WHAT IS ASKED: Each record needs to be echoed exactly; can you do that?

#### INFORMATION PROVIDED ####

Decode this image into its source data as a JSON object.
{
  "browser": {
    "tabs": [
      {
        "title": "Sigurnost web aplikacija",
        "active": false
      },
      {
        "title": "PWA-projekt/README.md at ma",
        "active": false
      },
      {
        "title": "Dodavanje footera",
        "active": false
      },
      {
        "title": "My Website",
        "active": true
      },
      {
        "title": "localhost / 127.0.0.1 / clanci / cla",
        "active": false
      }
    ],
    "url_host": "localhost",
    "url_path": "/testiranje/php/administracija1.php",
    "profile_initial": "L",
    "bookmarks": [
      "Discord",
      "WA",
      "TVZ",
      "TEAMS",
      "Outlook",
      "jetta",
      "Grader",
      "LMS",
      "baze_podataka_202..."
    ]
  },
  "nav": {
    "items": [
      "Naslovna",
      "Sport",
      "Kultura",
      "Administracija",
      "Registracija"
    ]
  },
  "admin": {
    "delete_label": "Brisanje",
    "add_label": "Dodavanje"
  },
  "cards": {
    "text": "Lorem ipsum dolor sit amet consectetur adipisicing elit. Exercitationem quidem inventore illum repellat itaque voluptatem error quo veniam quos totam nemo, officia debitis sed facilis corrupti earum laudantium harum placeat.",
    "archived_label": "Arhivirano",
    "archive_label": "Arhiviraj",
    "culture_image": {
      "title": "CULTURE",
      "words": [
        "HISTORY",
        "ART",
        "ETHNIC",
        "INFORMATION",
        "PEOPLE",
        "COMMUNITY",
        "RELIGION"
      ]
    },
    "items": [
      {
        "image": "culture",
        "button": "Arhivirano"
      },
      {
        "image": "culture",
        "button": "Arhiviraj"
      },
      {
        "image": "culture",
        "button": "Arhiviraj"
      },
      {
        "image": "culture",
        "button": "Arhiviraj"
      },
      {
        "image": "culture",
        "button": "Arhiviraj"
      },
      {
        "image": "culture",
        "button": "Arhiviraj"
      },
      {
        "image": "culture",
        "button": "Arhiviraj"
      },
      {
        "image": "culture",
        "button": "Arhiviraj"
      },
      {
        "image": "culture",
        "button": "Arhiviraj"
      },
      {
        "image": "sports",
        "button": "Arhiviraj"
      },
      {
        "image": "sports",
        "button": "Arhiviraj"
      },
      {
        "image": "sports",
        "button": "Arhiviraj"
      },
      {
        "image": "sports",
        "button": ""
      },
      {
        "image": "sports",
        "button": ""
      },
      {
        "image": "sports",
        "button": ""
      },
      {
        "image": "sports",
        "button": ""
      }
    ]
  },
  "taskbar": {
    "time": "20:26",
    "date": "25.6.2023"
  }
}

####

OUTPUT BELOW:
Decode this image into its source data as a JSON object.
{
  "browser": {
    "tabs": [
      {
        "title": "Sigurnost web aplikacija",
        "active": false
      },
      {
        "title": "PWA-projekt/README.md at ma",
        "active": false
      },
      {
        "title": "Dodavanje footera",
        "active": false
      },
      {
        "title": "My Website",
        "active": true
      },
      {
        "title": "localhost / 127.0.0.1 / clanci / cla",
        "active": false
      }
    ],
    "url_host": "localhost",
    "url_path": "/testiranje/php/administracija1.php",
    "profile_initial": "L",
    "bookmarks": [
      "Discord",
      "WA",
      "TVZ",
      "TEAMS",
      "Outlook",
      "jetta",
      "Grader",
      "LMS",
      "baze_podataka_202..."
    ]
  },
  "nav": {
    "items": [
      "Naslovna",
      "Sport",
      "Kultura",
      "Administracija",
      "Registracija"
    ]
  },
  "admin": {
    "delete_label": "Brisanje",
    "add_label": "Dodavanje"
  },
  "cards": {
    "text": "Lorem ipsum dolor sit amet consectetur adipisicing elit. Exercitationem quidem inventore illum repellat itaque voluptatem error quo veniam quos totam nemo, officia debitis sed facilis corrupti earum laudantium harum placeat.",
    "archived_label": "Arhivirano",
    "archive_label": "Arhiviraj",
    "culture_image": {
      "title": "CULTURE",
      "words": [
        "HISTORY",
        "ART",
        "ETHNIC",
        "INFORMATION",
        "PEOPLE",
        "COMMUNITY",
        "RELIGION"
      ]
    },
    "items": [
      {
        "image": "culture",
        "button": "Arhivirano"
      },
      {
        "image": "culture",
        "button": "Arhiviraj"
      },
      {
        "image": "culture",
        "button": "Arhiviraj"
      },
      {
        "image": "culture",
        "button": "Arhiviraj"
      },
      {
        "image": "culture",
        "button": "Arhiviraj"
      },
      {
        "image": "culture",
        "button": "Arhiviraj"
      },
      {
        "image": "culture",
        "button": "Arhiviraj"
      },
      {
        "image": "culture",
        "button": "Arhiviraj"
      },
      {
        "image": "culture",
        "button": "Arhiviraj"
      },
      {
        "image": "sports",
        "button": "Arhiviraj"
      },
      {
        "image": "sports",
        "button": "Arhiviraj"
      },
      {
        "image": "sports",
        "button": "Arhiviraj"
      },
      {
        "image": "sports",
        "button": ""
      },
      {
        "image": "sports",
        "button": ""
      },
      {
        "image": "sports",
        "button": ""
      },
      {
        "image": "sports",
        "button": ""
      }
    ]
  },
  "taskbar": {
    "time": "20:26",
    "date": "25.6.2023"
  }
}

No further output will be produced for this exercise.